The request:
Below is a block of records: output all of them exactly and leave out the pictures.

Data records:
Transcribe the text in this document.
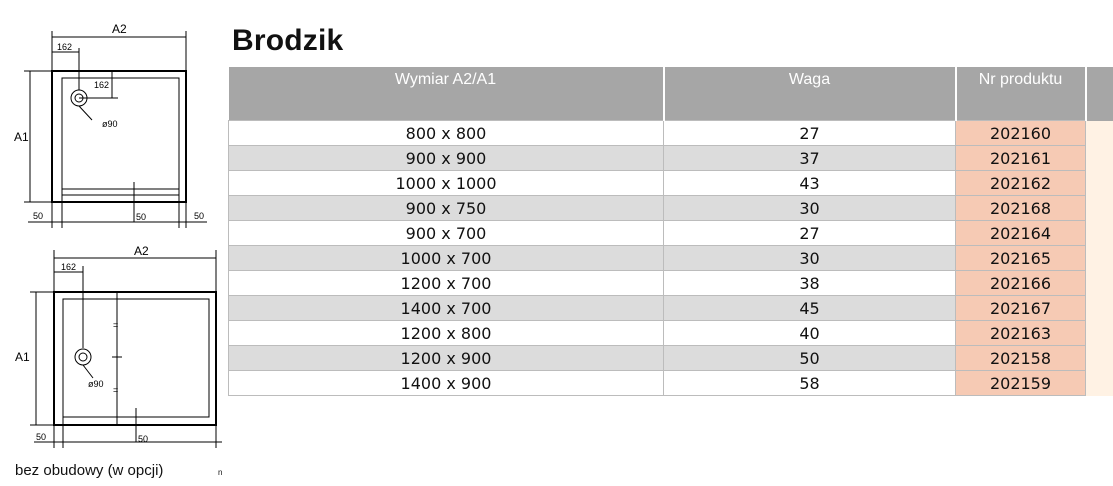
A2
A1
162
162
ø90
50	50	50
A2
A1
162
ø90
50	50
=
=
bez obudowy (w opcji)	n
Brodzik
Wymiar A2/A1	Waga	Nr produktu	
800 x 800	27	202160	
900 x 900	37	202161	
1000 x 1000	43	202162	
900 x 750	30	202168	
900 x 700	27	202164	
1000 x 700	30	202165	
1200 x 700	38	202166	
1400 x 700	45	202167	
1200 x 800	40	202163	
1200 x 900	50	202158	
1400 x 900	58	202159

Solved exercise:
Transcribe the text in this document.
A2
A1
162
162
ø90
50	50	50
A2
A1
162
ø90
50	50
=
=
bez obudowy (w opcji)	n
Brodzik
Wymiar A2/A1	Waga	Nr produktu	
800 x 800	27	202160	
900 x 900	37	202161	
1000 x 1000	43	202162	
900 x 750	30	202168	
900 x 700	27	202164	
1000 x 700	30	202165	
1200 x 700	38	202166	
1400 x 700	45	202167	
1200 x 800	40	202163	
1200 x 900	50	202158	
1400 x 900	58	202159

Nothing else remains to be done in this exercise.